In the naming guide below, could you reproduce the part starting at "CSS Classes" and ending at "relative to what?", swapping "semantic" for "meaningful"?

◆ **Source extract**:
**********

Database Tables / Columns

TABLES:
├── Plural nouns: users, orders, payments (not user, order, payment)
├── Join tables: user_roles, order_items (alphabetical or parent_child)
├── Consistent casing: snake_case for SQL, camelCase for NoSQL (match your ORM)

COLUMNS:
├── Foreign keys: user_id, order_id (table_singular + _id)
├── Booleans: is_active, has_verified, can_edit (prefix with state verb)
├── Timestamps: created_at, updated_at, deleted_at (past_participle + _at)
├── Counts: login_count, retry_count (noun + _count)
└── Status: order_status, payment_state (entity + _status/_state)

CSS Classes

PATTERN: BEM (block__element--modifier) or utility classes

GOOD:
├── .card__header--highlighted
├── .nav__link--active
├── .form__input--error
└── .btn--primary, .btn--disabled

BAD:
├── .redButton        → visual, not semantic
├── .leftSidebar      → positional, not semantic
├── .big              → relative to what?

**********

◆ **Records**:
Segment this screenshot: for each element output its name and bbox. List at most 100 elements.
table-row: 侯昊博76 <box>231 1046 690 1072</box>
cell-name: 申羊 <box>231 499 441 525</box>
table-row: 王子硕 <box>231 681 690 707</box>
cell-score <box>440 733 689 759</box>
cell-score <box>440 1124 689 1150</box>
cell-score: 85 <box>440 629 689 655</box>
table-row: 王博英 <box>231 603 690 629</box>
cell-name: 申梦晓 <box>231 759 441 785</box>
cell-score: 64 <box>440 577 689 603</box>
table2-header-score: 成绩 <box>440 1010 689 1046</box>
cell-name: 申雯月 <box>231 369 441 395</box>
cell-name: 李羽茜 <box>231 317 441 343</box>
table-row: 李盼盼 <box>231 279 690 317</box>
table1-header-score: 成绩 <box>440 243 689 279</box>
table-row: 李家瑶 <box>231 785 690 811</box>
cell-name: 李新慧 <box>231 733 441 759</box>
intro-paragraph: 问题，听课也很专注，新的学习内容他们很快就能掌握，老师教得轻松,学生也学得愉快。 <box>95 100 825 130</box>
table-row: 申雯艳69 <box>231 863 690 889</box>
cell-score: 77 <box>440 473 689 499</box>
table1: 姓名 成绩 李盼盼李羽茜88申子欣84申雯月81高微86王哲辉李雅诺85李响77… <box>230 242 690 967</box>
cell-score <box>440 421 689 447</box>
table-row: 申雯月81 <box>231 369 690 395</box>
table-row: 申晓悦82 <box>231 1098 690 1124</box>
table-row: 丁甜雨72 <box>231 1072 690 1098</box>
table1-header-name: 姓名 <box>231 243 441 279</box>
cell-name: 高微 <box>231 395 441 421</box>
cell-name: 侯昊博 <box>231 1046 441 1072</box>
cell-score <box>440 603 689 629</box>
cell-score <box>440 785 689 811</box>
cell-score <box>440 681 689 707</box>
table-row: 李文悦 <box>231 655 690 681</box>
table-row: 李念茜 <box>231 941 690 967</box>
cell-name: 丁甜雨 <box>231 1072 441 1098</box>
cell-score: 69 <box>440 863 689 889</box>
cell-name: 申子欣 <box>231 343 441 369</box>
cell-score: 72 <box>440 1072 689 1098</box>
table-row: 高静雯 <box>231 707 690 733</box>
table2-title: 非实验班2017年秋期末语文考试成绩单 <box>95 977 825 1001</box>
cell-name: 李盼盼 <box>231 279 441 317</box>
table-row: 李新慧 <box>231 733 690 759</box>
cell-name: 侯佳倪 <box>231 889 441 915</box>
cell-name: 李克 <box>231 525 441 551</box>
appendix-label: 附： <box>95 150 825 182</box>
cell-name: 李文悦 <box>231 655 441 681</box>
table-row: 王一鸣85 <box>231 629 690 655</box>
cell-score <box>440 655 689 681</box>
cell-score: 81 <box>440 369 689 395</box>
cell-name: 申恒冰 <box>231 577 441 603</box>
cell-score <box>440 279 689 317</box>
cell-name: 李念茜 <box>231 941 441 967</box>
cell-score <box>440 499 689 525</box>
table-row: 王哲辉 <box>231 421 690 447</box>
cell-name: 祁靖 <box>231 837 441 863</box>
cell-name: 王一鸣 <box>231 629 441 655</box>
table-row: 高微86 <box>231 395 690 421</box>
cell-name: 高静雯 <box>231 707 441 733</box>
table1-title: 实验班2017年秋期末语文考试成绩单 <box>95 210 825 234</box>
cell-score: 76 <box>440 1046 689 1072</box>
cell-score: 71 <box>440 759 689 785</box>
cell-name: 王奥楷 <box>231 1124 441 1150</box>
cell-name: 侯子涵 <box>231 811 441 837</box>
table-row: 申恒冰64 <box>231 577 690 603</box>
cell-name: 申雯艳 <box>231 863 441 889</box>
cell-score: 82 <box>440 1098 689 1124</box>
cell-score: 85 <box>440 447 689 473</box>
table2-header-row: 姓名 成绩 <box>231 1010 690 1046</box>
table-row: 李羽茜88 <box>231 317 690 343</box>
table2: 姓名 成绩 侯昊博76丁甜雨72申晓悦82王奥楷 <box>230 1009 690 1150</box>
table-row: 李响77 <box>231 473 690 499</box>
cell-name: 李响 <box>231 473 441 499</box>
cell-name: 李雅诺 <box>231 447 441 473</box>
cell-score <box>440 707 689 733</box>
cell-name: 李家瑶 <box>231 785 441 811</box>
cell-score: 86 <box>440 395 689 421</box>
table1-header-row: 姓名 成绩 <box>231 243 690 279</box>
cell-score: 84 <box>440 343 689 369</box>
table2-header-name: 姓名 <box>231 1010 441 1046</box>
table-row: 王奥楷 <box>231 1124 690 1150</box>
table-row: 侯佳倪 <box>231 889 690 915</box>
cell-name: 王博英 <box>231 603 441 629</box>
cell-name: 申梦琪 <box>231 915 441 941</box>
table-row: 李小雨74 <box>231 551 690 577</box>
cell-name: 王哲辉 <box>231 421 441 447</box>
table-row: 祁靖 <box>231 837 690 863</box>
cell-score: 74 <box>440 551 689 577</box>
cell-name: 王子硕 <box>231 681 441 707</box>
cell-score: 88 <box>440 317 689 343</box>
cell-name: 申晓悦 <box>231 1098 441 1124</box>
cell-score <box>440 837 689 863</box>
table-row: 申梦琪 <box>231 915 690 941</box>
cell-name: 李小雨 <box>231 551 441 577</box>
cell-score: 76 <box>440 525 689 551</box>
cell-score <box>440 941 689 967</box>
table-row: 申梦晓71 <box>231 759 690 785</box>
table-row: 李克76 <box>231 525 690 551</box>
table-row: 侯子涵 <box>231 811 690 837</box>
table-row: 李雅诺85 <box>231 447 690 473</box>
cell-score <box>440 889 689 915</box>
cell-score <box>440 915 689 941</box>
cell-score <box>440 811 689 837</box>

**********

◆ **Solution for this exercise**:
CSS Classes

PATTERN: BEM (block__element--modifier) or utility classes

GOOD:
├── .card__header--highlighted
├── .nav__link--active
├── .form__input--error
└── .btn--primary, .btn--disabled

BAD:
├── .redButton        → visual, not meaningful
├── .leftSidebar      → positional, not meaningful
├── .big              → relative to what?